--- BEGIN Exercise data ---

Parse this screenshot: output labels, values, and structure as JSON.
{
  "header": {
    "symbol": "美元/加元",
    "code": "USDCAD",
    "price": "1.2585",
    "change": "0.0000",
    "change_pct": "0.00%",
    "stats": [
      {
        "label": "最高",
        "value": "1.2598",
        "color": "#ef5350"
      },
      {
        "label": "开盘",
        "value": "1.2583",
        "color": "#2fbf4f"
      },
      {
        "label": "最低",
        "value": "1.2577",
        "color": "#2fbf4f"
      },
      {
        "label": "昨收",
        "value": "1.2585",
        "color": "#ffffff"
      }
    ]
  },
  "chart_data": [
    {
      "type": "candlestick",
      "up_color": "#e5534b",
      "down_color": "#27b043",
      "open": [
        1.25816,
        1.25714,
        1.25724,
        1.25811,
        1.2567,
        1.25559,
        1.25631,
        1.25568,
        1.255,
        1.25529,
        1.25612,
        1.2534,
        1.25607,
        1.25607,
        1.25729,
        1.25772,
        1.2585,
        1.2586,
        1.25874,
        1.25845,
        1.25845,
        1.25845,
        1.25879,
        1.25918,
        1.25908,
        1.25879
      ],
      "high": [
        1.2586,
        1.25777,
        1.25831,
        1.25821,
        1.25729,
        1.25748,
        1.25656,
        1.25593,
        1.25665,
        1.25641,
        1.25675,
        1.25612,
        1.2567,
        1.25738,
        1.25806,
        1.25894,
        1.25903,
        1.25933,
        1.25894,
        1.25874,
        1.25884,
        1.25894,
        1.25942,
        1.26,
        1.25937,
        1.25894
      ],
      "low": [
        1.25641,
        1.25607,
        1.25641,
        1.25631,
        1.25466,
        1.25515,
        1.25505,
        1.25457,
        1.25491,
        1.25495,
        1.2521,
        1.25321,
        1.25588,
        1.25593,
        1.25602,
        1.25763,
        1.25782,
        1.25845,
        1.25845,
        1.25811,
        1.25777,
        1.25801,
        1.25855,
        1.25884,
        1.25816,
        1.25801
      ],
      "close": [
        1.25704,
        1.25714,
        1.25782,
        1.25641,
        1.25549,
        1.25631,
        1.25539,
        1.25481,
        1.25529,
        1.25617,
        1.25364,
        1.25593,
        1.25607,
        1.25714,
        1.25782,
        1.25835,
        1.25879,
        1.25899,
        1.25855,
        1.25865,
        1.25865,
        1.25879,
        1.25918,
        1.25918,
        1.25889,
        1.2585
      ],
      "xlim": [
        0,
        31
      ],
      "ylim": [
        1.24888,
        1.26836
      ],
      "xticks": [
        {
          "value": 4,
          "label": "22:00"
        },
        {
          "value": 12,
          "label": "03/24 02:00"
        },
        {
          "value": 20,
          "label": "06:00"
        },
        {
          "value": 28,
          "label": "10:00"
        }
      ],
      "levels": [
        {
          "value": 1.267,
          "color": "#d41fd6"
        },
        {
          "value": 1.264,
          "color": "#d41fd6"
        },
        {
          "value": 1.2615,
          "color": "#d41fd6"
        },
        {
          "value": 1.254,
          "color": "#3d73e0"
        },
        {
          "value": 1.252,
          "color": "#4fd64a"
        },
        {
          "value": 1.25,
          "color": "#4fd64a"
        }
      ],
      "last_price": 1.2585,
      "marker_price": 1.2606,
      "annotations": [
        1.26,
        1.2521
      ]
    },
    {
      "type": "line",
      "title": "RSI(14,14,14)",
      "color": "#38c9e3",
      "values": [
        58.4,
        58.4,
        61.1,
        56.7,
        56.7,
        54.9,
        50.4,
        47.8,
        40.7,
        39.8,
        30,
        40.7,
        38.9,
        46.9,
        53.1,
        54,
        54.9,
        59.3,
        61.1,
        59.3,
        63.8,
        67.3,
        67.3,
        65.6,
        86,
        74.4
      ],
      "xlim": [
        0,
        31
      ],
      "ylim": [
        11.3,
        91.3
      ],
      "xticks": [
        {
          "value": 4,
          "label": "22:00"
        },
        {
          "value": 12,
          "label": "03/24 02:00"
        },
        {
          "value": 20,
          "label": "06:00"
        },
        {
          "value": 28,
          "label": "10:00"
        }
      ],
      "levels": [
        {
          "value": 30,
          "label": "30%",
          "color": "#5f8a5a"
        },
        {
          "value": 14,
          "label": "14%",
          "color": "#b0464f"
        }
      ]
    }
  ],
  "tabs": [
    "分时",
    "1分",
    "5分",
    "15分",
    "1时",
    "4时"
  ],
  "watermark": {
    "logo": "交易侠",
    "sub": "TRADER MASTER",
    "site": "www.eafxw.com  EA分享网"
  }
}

--- END Exercise data ---

== Your goal ==
Your task is to return the full listing exactly as it was given.

== Solution for this task ==
Parse this screenshot: output labels, values, and structure as JSON.
{
  "header": {
    "symbol": "美元/加元",
    "code": "USDCAD",
    "price": "1.2585",
    "change": "0.0000",
    "change_pct": "0.00%",
    "stats": [
      {
        "label": "最高",
        "value": "1.2598",
        "color": "#ef5350"
      },
      {
        "label": "开盘",
        "value": "1.2583",
        "color": "#2fbf4f"
      },
      {
        "label": "最低",
        "value": "1.2577",
        "color": "#2fbf4f"
      },
      {
        "label": "昨收",
        "value": "1.2585",
        "color": "#ffffff"
      }
    ]
  },
  "chart_data": [
    {
      "type": "candlestick",
      "up_color": "#e5534b",
      "down_color": "#27b043",
      "open": [
        1.25816,
        1.25714,
        1.25724,
        1.25811,
        1.2567,
        1.25559,
        1.25631,
        1.25568,
        1.255,
        1.25529,
        1.25612,
        1.2534,
        1.25607,
        1.25607,
        1.25729,
        1.25772,
        1.2585,
        1.2586,
        1.25874,
        1.25845,
        1.25845,
        1.25845,
        1.25879,
        1.25918,
        1.25908,
        1.25879
      ],
      "high": [
        1.2586,
        1.25777,
        1.25831,
        1.25821,
        1.25729,
        1.25748,
        1.25656,
        1.25593,
        1.25665,
        1.25641,
        1.25675,
        1.25612,
        1.2567,
        1.25738,
        1.25806,
        1.25894,
        1.25903,
        1.25933,
        1.25894,
        1.25874,
        1.25884,
        1.25894,
        1.25942,
        1.26,
        1.25937,
        1.25894
      ],
      "low": [
        1.25641,
        1.25607,
        1.25641,
        1.25631,
        1.25466,
        1.25515,
        1.25505,
        1.25457,
        1.25491,
        1.25495,
        1.2521,
        1.25321,
        1.25588,
        1.25593,
        1.25602,
        1.25763,
        1.25782,
        1.25845,
        1.25845,
        1.25811,
        1.25777,
        1.25801,
        1.25855,
        1.25884,
        1.25816,
        1.25801
      ],
      "close": [
        1.25704,
        1.25714,
        1.25782,
        1.25641,
        1.25549,
        1.25631,
        1.25539,
        1.25481,
        1.25529,
        1.25617,
        1.25364,
        1.25593,
        1.25607,
        1.25714,
        1.25782,
        1.25835,
        1.25879,
        1.25899,
        1.25855,
        1.25865,
        1.25865,
        1.25879,
        1.25918,
        1.25918,
        1.25889,
        1.2585
      ],
      "xlim": [
        0,
        31
      ],
      "ylim": [
        1.24888,
        1.26836
      ],
      "xticks": [
        {
          "value": 4,
          "label": "22:00"
        },
        {
          "value": 12,
          "label": "03/24 02:00"
        },
        {
          "value": 20,
          "label": "06:00"
        },
        {
          "value": 28,
          "label": "10:00"
        }
      ],
      "levels": [
        {
          "value": 1.267,
          "color": "#d41fd6"
        },
        {
          "value": 1.264,
          "color": "#d41fd6"
        },
        {
          "value": 1.2615,
          "color": "#d41fd6"
        },
        {
          "value": 1.254,
          "color": "#3d73e0"
        },
        {
          "value": 1.252,
          "color": "#4fd64a"
        },
        {
          "value": 1.25,
          "color": "#4fd64a"
        }
      ],
      "last_price": 1.2585,
      "marker_price": 1.2606,
      "annotations": [
        1.26,
        1.2521
      ]
    },
    {
      "type": "line",
      "title": "RSI(14,14,14)",
      "color": "#38c9e3",
      "values": [
        58.4,
        58.4,
        61.1,
        56.7,
        56.7,
        54.9,
        50.4,
        47.8,
        40.7,
        39.8,
        30,
        40.7,
        38.9,
        46.9,
        53.1,
        54,
        54.9,
        59.3,
        61.1,
        59.3,
        63.8,
        67.3,
        67.3,
        65.6,
        86,
        74.4
      ],
      "xlim": [
        0,
        31
      ],
      "ylim": [
        11.3,
        91.3
      ],
      "xticks": [
        {
          "value": 4,
          "label": "22:00"
        },
        {
          "value": 12,
          "label": "03/24 02:00"
        },
        {
          "value": 20,
          "label": "06:00"
        },
        {
          "value": 28,
          "label": "10:00"
        }
      ],
      "levels": [
        {
          "value": 30,
          "label": "30%",
          "color": "#5f8a5a"
        },
        {
          "value": 14,
          "label": "14%",
          "color": "#b0464f"
        }
      ]
    }
  ],
  "tabs": [
    "分时",
    "1分",
    "5分",
    "15分",
    "1时",
    "4时"
  ],
  "watermark": {
    "logo": "交易侠",
    "sub": "TRADER MASTER",
    "site": "www.eafxw.com  EA分享网"
  }
}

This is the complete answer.